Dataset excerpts
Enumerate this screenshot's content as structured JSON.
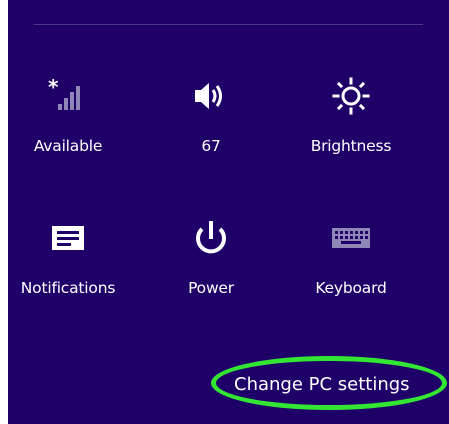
{
  "settings_panel": {
    "tiles": [
      {
        "label": "Available",
        "icon": "network-icon"
      },
      {
        "label": "67",
        "icon": "volume-icon"
      },
      {
        "label": "Brightness",
        "icon": "brightness-icon"
      },
      {
        "label": "Notifications",
        "icon": "notifications-icon"
      },
      {
        "label": "Power",
        "icon": "power-icon"
      },
      {
        "label": "Keyboard",
        "icon": "keyboard-icon"
      }
    ],
    "change_pc_settings_label": "Change PC settings"
  },
  "colors": {
    "panel_background": "#1f0068",
    "highlight_ellipse": "#33e633",
    "text": "#ffffff"
  }
}
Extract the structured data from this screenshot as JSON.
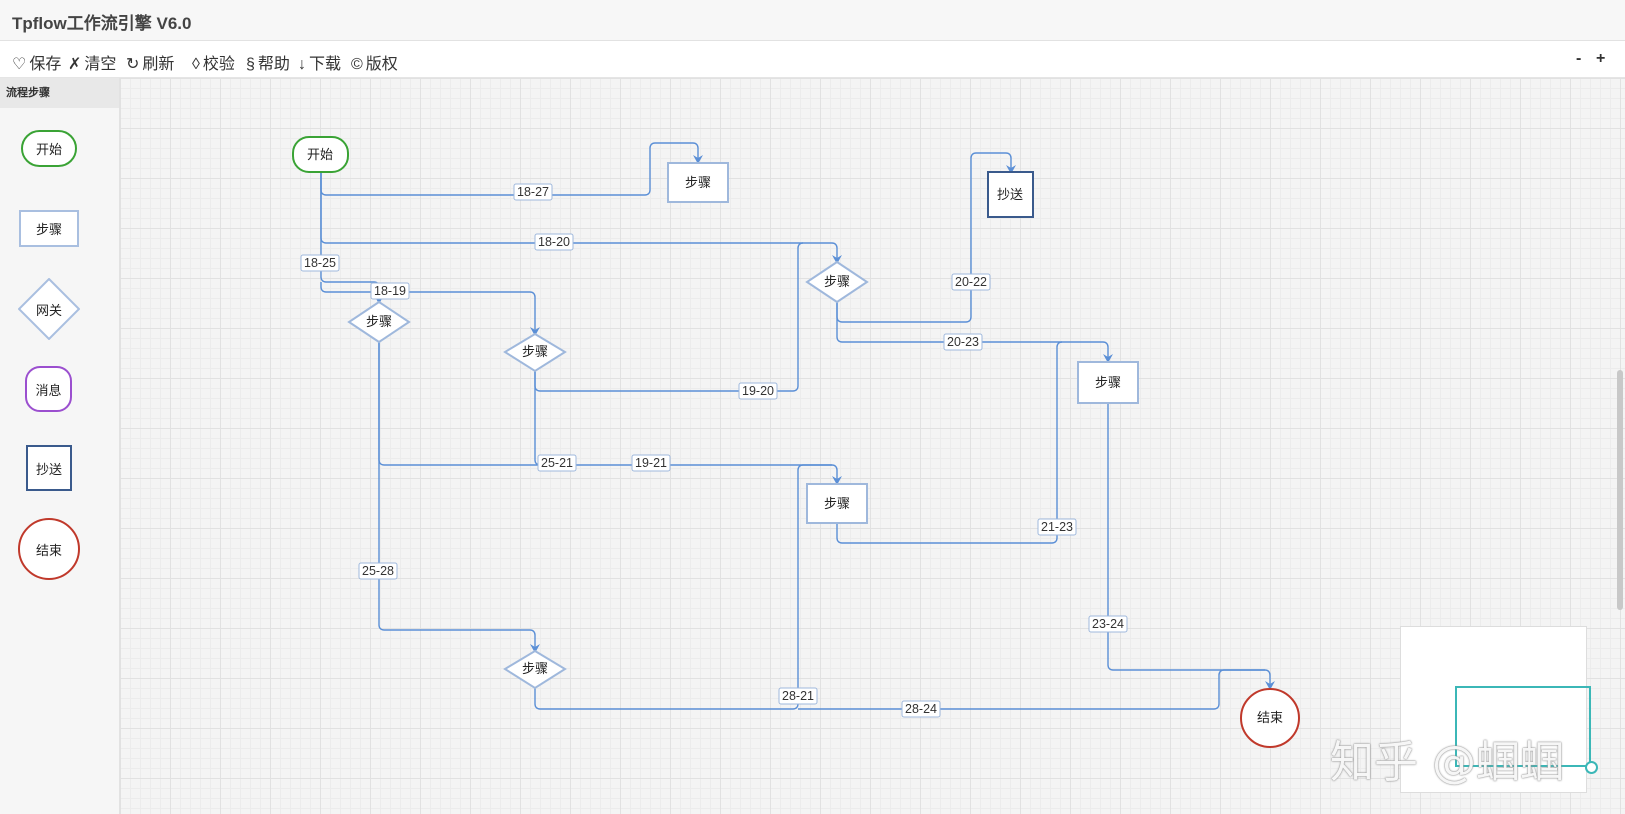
{
  "app": {
    "title": "Tpflow工作流引擎 V6.0"
  },
  "toolbar": {
    "items": [
      {
        "icon": "♡",
        "label": "保存"
      },
      {
        "icon": "✗",
        "label": "清空"
      },
      {
        "icon": "↻",
        "label": "刷新"
      },
      {
        "icon": "◊",
        "label": "校验"
      },
      {
        "icon": "§",
        "label": "帮助"
      },
      {
        "icon": "↓",
        "label": "下载"
      },
      {
        "icon": "©",
        "label": "版权"
      }
    ],
    "zoom_out": "-",
    "zoom_in": "+"
  },
  "sidebar": {
    "title": "流程步骤",
    "palette": [
      {
        "type": "start",
        "label": "开始"
      },
      {
        "type": "step",
        "label": "步骤"
      },
      {
        "type": "gateway",
        "label": "网关"
      },
      {
        "type": "message",
        "label": "消息"
      },
      {
        "type": "cc",
        "label": "抄送"
      },
      {
        "type": "end",
        "label": "结束"
      }
    ]
  },
  "flow": {
    "colors": {
      "edge": "#5b8fd6",
      "step_border": "#9fb8dc",
      "start": "#3aa335",
      "end": "#c0392b",
      "cc": "#3a5a8c"
    },
    "nodes": {
      "start": "开始",
      "s27": "步骤",
      "cc22": "抄送",
      "g20": "步骤",
      "g25": "步骤",
      "g19": "步骤",
      "s23": "步骤",
      "s21": "步骤",
      "g28": "步骤",
      "end24": "结束"
    },
    "edges": {
      "e18_27": "18-27",
      "e18_20": "18-20",
      "e18_25": "18-25",
      "e18_19": "18-19",
      "e20_22": "20-22",
      "e20_23": "20-23",
      "e19_20": "19-20",
      "e25_21": "25-21",
      "e19_21": "19-21",
      "e21_23": "21-23",
      "e25_28": "25-28",
      "e23_24": "23-24",
      "e28_21": "28-21",
      "e28_24": "28-24"
    }
  },
  "watermark": "知乎 @蝈蝈"
}
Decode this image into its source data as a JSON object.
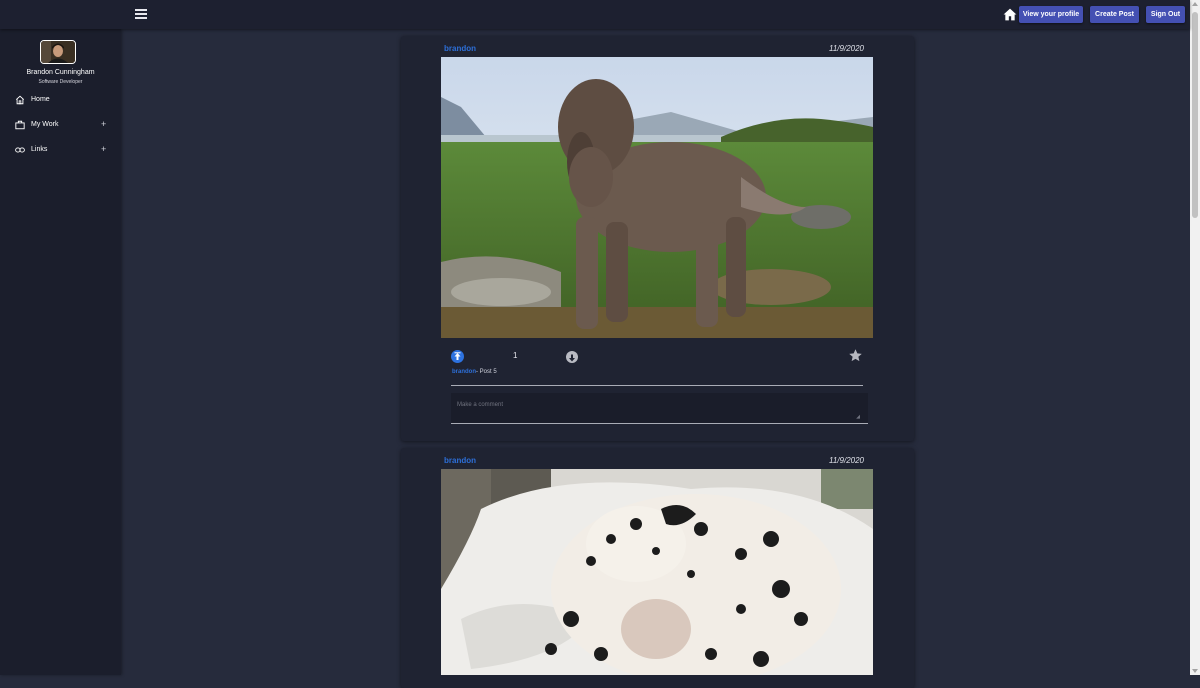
{
  "topbar": {
    "menu_icon": "hamburger-menu-icon",
    "home_icon": "home-icon",
    "buttons": [
      "View your profile",
      "Create Post",
      "Sign Out"
    ],
    "accent_color": "#4450b3"
  },
  "sidebar": {
    "user": {
      "name": "Brandon Cunningham",
      "role": "Software Developer"
    },
    "items": [
      {
        "label": "Home",
        "icon": "home-icon",
        "expandable": false
      },
      {
        "label": "My Work",
        "icon": "briefcase-icon",
        "expandable": true
      },
      {
        "label": "Links",
        "icon": "link-icon",
        "expandable": true
      }
    ],
    "expand_symbol": "+"
  },
  "posts": [
    {
      "author": "brandon",
      "date": "11/9/2020",
      "image": "curly brown dog standing on a grassy hillside with mountains and water",
      "votes": "1",
      "caption_user": "brandon",
      "caption_text": "- Post 5",
      "comment_placeholder": "Make a comment"
    },
    {
      "author": "brandon",
      "date": "11/9/2020",
      "image": "dalmatian curled up asleep on white bedding"
    }
  ],
  "colors": {
    "link_blue": "#2d6fd8",
    "upvote_blue": "#2d72e0",
    "page_bg": "#262b3c",
    "card_bg": "#1f2332"
  }
}
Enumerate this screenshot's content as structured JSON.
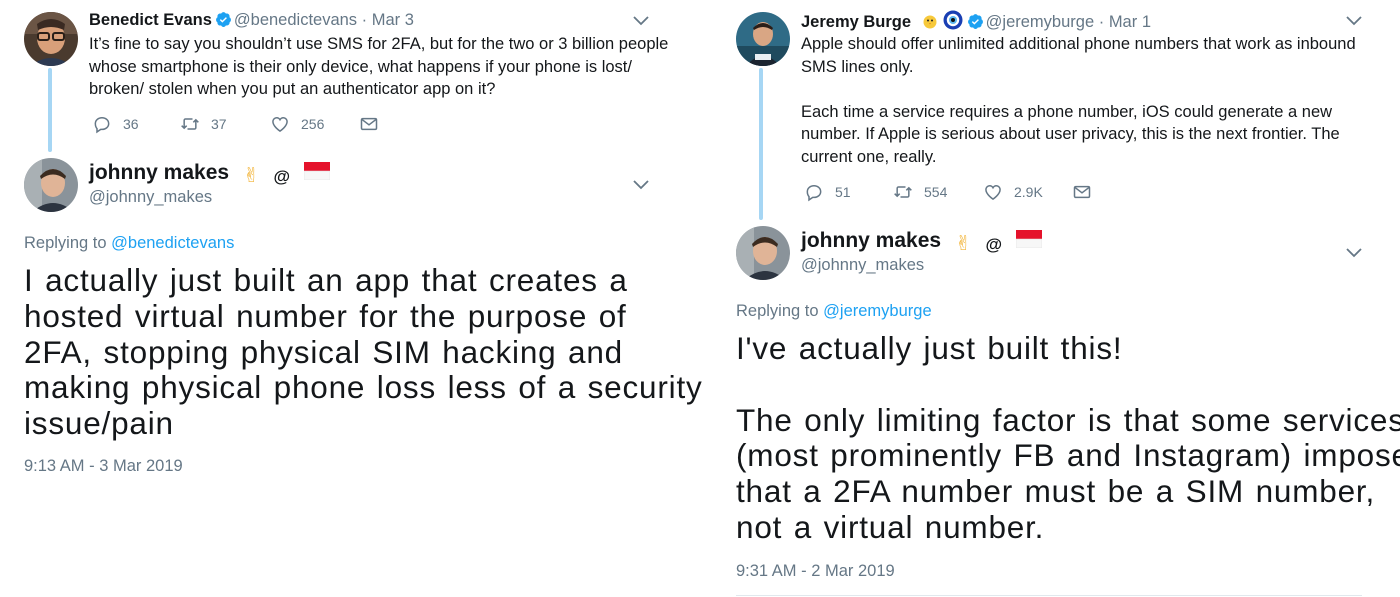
{
  "left": {
    "parent_tweet": {
      "author_name": "Benedict Evans",
      "handle": "@benedictevans",
      "separator": "·",
      "date": "Mar 3",
      "text_lines": [
        "It’s fine to say you shouldn’t use SMS for 2FA, but for the two or 3 billion people",
        "whose smartphone is their only device, what happens if your phone is lost/",
        "broken/ stolen when you put an authenticator app on it?"
      ],
      "replies": "36",
      "retweets": "37",
      "likes": "256"
    },
    "reply_tweet": {
      "author_name": "johnny makes",
      "name_emojis": "✌️ @",
      "handle": "@johnny_makes",
      "replying_prefix": "Replying to",
      "replying_to": "@benedictevans",
      "text_lines": [
        "I actually just built an app that creates a",
        "hosted virtual number for the purpose of",
        "2FA, stopping physical SIM hacking and",
        "making physical phone loss less of a security",
        "issue/pain"
      ],
      "timestamp": "9:13 AM - 3 Mar 2019"
    }
  },
  "right": {
    "parent_tweet": {
      "author_name": "Jeremy Burge",
      "handle": "@jeremyburge",
      "separator": "·",
      "date": "Mar 1",
      "text_lines": [
        "Apple should offer unlimited additional phone numbers that work as inbound",
        "SMS lines only.",
        "",
        "Each time a service requires a phone number, iOS could generate a new",
        "number. If Apple is serious about user privacy, this is the next frontier. The",
        "current one, really."
      ],
      "replies": "51",
      "retweets": "554",
      "likes": "2.9K"
    },
    "reply_tweet": {
      "author_name": "johnny makes",
      "name_emojis": "✌️ @",
      "handle": "@johnny_makes",
      "replying_prefix": "Replying to",
      "replying_to": "@jeremyburge",
      "text_lines": [
        "I've actually just built this!",
        "",
        "The only limiting factor is that some services",
        "(most prominently FB and Instagram) impose",
        "that a 2FA number must be a SIM number,",
        "not a virtual number."
      ],
      "timestamp": "9:31 AM - 2 Mar 2019"
    }
  },
  "colors": {
    "text": "#14171a",
    "secondary": "#657786",
    "link": "#1da1f2",
    "thread_line": "#a6d6f4",
    "verified": "#1da1f2"
  }
}
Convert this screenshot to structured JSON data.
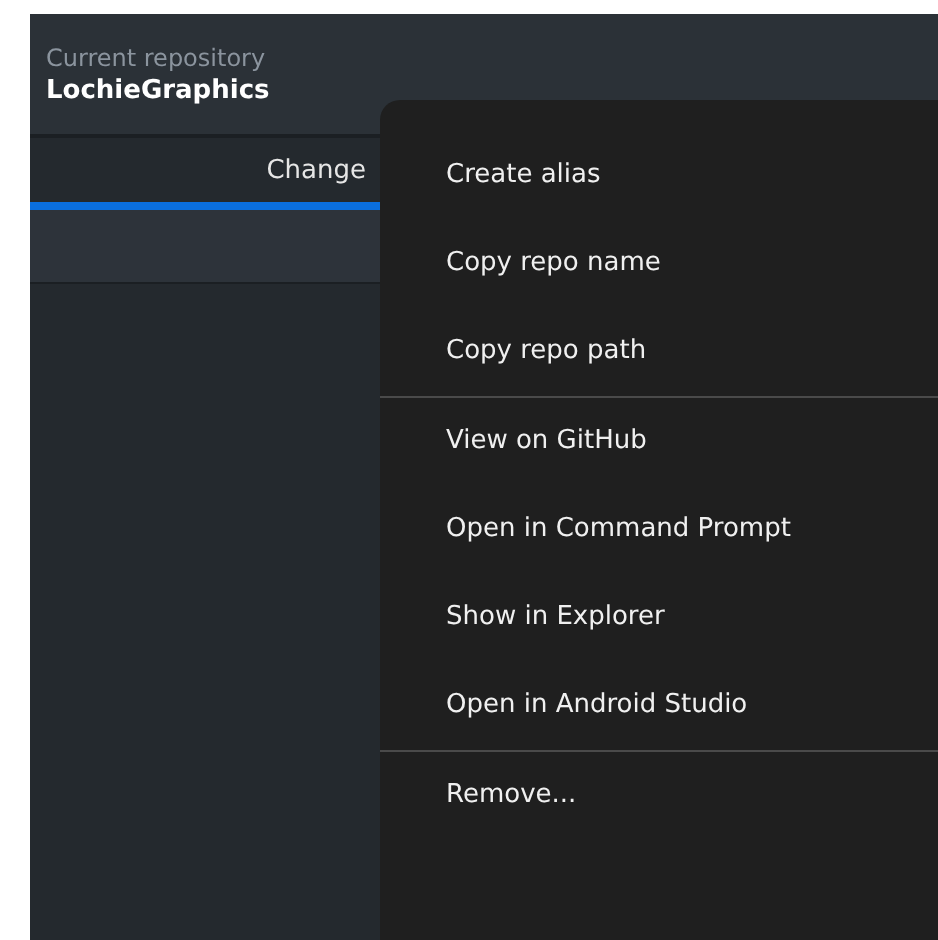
{
  "repository": {
    "label": "Current repository",
    "name": "LochieGraphics"
  },
  "tabs": [
    {
      "label": "Change",
      "selected": true
    }
  ],
  "context_menu": {
    "groups": [
      [
        {
          "label": "Create alias"
        },
        {
          "label": "Copy repo name"
        },
        {
          "label": "Copy repo path"
        }
      ],
      [
        {
          "label": "View on GitHub"
        },
        {
          "label": "Open in Command Prompt"
        },
        {
          "label": "Show in Explorer"
        },
        {
          "label": "Open in Android Studio"
        }
      ],
      [
        {
          "label": "Remove..."
        }
      ]
    ]
  }
}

> SHORT TASK:
Pull out all lines of the data with the string "JSON".

> ANSWER TO THIS PROBLEM:
Enumerate this screenshot's content as structured JSON.
Extract the structured data from this screenshot as JSON.
Decode this image into its source data as a JSON object.
Enumerate this screenshot's content as structured JSON.
Convert this screenshot to structured JSON data.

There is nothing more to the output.